PROBLEM DETAILS: Your task is to quote the material that follows, in full and exactly.

SUPPLIED INFORMATION:
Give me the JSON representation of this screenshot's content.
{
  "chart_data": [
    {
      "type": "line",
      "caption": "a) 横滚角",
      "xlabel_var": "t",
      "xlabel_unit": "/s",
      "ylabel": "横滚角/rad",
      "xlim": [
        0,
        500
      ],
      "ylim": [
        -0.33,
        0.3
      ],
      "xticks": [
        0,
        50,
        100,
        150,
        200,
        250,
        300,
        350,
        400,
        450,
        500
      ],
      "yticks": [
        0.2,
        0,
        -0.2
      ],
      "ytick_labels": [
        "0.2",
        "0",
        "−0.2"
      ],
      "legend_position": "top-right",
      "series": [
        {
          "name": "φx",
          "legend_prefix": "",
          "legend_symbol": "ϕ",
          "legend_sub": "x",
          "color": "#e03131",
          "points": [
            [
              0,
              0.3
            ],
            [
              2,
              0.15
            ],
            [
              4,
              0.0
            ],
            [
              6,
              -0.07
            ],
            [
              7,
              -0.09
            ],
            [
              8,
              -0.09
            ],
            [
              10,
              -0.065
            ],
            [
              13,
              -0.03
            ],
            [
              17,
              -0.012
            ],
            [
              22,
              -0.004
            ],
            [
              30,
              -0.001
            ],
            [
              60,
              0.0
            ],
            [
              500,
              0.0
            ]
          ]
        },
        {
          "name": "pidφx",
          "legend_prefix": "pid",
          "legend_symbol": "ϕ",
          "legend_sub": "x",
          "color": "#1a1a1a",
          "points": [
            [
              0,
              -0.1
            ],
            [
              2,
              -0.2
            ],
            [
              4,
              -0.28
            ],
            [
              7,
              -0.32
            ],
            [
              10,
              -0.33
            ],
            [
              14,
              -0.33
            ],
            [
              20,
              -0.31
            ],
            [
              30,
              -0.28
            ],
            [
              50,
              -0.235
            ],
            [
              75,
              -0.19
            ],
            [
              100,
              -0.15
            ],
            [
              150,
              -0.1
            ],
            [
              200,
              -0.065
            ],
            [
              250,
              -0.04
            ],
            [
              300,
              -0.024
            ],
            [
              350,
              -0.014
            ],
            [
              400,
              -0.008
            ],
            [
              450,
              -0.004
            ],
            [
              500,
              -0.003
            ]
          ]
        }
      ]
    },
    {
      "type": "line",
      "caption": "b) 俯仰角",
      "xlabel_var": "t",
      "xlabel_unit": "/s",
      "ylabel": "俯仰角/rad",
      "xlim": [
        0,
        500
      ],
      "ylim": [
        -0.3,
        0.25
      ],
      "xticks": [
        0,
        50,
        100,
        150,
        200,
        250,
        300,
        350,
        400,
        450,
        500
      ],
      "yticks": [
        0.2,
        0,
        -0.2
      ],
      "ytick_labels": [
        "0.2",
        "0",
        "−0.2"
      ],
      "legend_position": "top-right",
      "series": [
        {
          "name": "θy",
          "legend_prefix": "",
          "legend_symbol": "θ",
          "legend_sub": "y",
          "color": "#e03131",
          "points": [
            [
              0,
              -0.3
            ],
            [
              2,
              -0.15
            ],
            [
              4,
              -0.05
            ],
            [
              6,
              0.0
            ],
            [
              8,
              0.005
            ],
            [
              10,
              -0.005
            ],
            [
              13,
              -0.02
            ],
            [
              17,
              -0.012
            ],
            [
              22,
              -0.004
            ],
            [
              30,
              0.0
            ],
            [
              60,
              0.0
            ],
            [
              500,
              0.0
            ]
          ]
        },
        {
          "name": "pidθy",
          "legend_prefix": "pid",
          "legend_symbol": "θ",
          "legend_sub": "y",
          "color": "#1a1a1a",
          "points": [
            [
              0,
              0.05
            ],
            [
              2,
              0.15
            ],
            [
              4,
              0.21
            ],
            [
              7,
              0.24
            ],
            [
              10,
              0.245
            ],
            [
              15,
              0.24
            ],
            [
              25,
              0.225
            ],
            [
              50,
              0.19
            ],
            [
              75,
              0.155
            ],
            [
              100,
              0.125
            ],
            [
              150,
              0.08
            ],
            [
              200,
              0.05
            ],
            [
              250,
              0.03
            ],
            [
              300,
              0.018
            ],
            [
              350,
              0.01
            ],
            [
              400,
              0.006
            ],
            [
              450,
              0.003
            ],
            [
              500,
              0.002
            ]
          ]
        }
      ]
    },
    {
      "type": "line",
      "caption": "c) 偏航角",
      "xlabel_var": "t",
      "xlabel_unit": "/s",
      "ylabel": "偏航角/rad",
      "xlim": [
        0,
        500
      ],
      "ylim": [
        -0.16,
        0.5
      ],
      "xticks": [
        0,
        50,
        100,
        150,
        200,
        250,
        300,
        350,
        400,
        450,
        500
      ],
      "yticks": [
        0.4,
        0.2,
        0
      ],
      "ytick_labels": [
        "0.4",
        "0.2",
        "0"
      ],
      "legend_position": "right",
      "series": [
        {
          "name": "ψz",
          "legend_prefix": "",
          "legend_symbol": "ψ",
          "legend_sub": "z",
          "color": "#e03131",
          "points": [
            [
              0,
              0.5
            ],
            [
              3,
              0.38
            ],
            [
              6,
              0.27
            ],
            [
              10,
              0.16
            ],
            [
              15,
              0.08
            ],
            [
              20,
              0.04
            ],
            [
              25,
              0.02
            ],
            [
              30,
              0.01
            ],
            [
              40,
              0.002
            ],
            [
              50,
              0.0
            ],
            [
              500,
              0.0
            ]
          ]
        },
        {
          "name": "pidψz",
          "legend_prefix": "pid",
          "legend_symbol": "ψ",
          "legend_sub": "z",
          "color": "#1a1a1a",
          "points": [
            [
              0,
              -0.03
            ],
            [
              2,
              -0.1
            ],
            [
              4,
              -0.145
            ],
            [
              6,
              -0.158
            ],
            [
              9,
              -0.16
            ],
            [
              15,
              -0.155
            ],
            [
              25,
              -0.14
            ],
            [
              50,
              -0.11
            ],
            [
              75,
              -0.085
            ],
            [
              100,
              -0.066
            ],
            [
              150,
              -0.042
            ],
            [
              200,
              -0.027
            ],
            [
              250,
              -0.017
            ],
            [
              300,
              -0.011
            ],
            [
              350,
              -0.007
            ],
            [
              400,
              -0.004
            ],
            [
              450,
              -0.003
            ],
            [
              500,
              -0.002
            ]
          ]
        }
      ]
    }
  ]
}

ANSWER BELOW:
Give me the JSON representation of this screenshot's content.
{
  "chart_data": [
    {
      "type": "line",
      "caption": "a) 横滚角",
      "xlabel_var": "t",
      "xlabel_unit": "/s",
      "ylabel": "横滚角/rad",
      "xlim": [
        0,
        500
      ],
      "ylim": [
        -0.33,
        0.3
      ],
      "xticks": [
        0,
        50,
        100,
        150,
        200,
        250,
        300,
        350,
        400,
        450,
        500
      ],
      "yticks": [
        0.2,
        0,
        -0.2
      ],
      "ytick_labels": [
        "0.2",
        "0",
        "−0.2"
      ],
      "legend_position": "top-right",
      "series": [
        {
          "name": "φx",
          "legend_prefix": "",
          "legend_symbol": "ϕ",
          "legend_sub": "x",
          "color": "#e03131",
          "points": [
            [
              0,
              0.3
            ],
            [
              2,
              0.15
            ],
            [
              4,
              0.0
            ],
            [
              6,
              -0.07
            ],
            [
              7,
              -0.09
            ],
            [
              8,
              -0.09
            ],
            [
              10,
              -0.065
            ],
            [
              13,
              -0.03
            ],
            [
              17,
              -0.012
            ],
            [
              22,
              -0.004
            ],
            [
              30,
              -0.001
            ],
            [
              60,
              0.0
            ],
            [
              500,
              0.0
            ]
          ]
        },
        {
          "name": "pidφx",
          "legend_prefix": "pid",
          "legend_symbol": "ϕ",
          "legend_sub": "x",
          "color": "#1a1a1a",
          "points": [
            [
              0,
              -0.1
            ],
            [
              2,
              -0.2
            ],
            [
              4,
              -0.28
            ],
            [
              7,
              -0.32
            ],
            [
              10,
              -0.33
            ],
            [
              14,
              -0.33
            ],
            [
              20,
              -0.31
            ],
            [
              30,
              -0.28
            ],
            [
              50,
              -0.235
            ],
            [
              75,
              -0.19
            ],
            [
              100,
              -0.15
            ],
            [
              150,
              -0.1
            ],
            [
              200,
              -0.065
            ],
            [
              250,
              -0.04
            ],
            [
              300,
              -0.024
            ],
            [
              350,
              -0.014
            ],
            [
              400,
              -0.008
            ],
            [
              450,
              -0.004
            ],
            [
              500,
              -0.003
            ]
          ]
        }
      ]
    },
    {
      "type": "line",
      "caption": "b) 俯仰角",
      "xlabel_var": "t",
      "xlabel_unit": "/s",
      "ylabel": "俯仰角/rad",
      "xlim": [
        0,
        500
      ],
      "ylim": [
        -0.3,
        0.25
      ],
      "xticks": [
        0,
        50,
        100,
        150,
        200,
        250,
        300,
        350,
        400,
        450,
        500
      ],
      "yticks": [
        0.2,
        0,
        -0.2
      ],
      "ytick_labels": [
        "0.2",
        "0",
        "−0.2"
      ],
      "legend_position": "top-right",
      "series": [
        {
          "name": "θy",
          "legend_prefix": "",
          "legend_symbol": "θ",
          "legend_sub": "y",
          "color": "#e03131",
          "points": [
            [
              0,
              -0.3
            ],
            [
              2,
              -0.15
            ],
            [
              4,
              -0.05
            ],
            [
              6,
              0.0
            ],
            [
              8,
              0.005
            ],
            [
              10,
              -0.005
            ],
            [
              13,
              -0.02
            ],
            [
              17,
              -0.012
            ],
            [
              22,
              -0.004
            ],
            [
              30,
              0.0
            ],
            [
              60,
              0.0
            ],
            [
              500,
              0.0
            ]
          ]
        },
        {
          "name": "pidθy",
          "legend_prefix": "pid",
          "legend_symbol": "θ",
          "legend_sub": "y",
          "color": "#1a1a1a",
          "points": [
            [
              0,
              0.05
            ],
            [
              2,
              0.15
            ],
            [
              4,
              0.21
            ],
            [
              7,
              0.24
            ],
            [
              10,
              0.245
            ],
            [
              15,
              0.24
            ],
            [
              25,
              0.225
            ],
            [
              50,
              0.19
            ],
            [
              75,
              0.155
            ],
            [
              100,
              0.125
            ],
            [
              150,
              0.08
            ],
            [
              200,
              0.05
            ],
            [
              250,
              0.03
            ],
            [
              300,
              0.018
            ],
            [
              350,
              0.01
            ],
            [
              400,
              0.006
            ],
            [
              450,
              0.003
            ],
            [
              500,
              0.002
            ]
          ]
        }
      ]
    },
    {
      "type": "line",
      "caption": "c) 偏航角",
      "xlabel_var": "t",
      "xlabel_unit": "/s",
      "ylabel": "偏航角/rad",
      "xlim": [
        0,
        500
      ],
      "ylim": [
        -0.16,
        0.5
      ],
      "xticks": [
        0,
        50,
        100,
        150,
        200,
        250,
        300,
        350,
        400,
        450,
        500
      ],
      "yticks": [
        0.4,
        0.2,
        0
      ],
      "ytick_labels": [
        "0.4",
        "0.2",
        "0"
      ],
      "legend_position": "right",
      "series": [
        {
          "name": "ψz",
          "legend_prefix": "",
          "legend_symbol": "ψ",
          "legend_sub": "z",
          "color": "#e03131",
          "points": [
            [
              0,
              0.5
            ],
            [
              3,
              0.38
            ],
            [
              6,
              0.27
            ],
            [
              10,
              0.16
            ],
            [
              15,
              0.08
            ],
            [
              20,
              0.04
            ],
            [
              25,
              0.02
            ],
            [
              30,
              0.01
            ],
            [
              40,
              0.002
            ],
            [
              50,
              0.0
            ],
            [
              500,
              0.0
            ]
          ]
        },
        {
          "name": "pidψz",
          "legend_prefix": "pid",
          "legend_symbol": "ψ",
          "legend_sub": "z",
          "color": "#1a1a1a",
          "points": [
            [
              0,
              -0.03
            ],
            [
              2,
              -0.1
            ],
            [
              4,
              -0.145
            ],
            [
              6,
              -0.158
            ],
            [
              9,
              -0.16
            ],
            [
              15,
              -0.155
            ],
            [
              25,
              -0.14
            ],
            [
              50,
              -0.11
            ],
            [
              75,
              -0.085
            ],
            [
              100,
              -0.066
            ],
            [
              150,
              -0.042
            ],
            [
              200,
              -0.027
            ],
            [
              250,
              -0.017
            ],
            [
              300,
              -0.011
            ],
            [
              350,
              -0.007
            ],
            [
              400,
              -0.004
            ],
            [
              450,
              -0.003
            ],
            [
              500,
              -0.002
            ]
          ]
        }
      ]
    }
  ]
}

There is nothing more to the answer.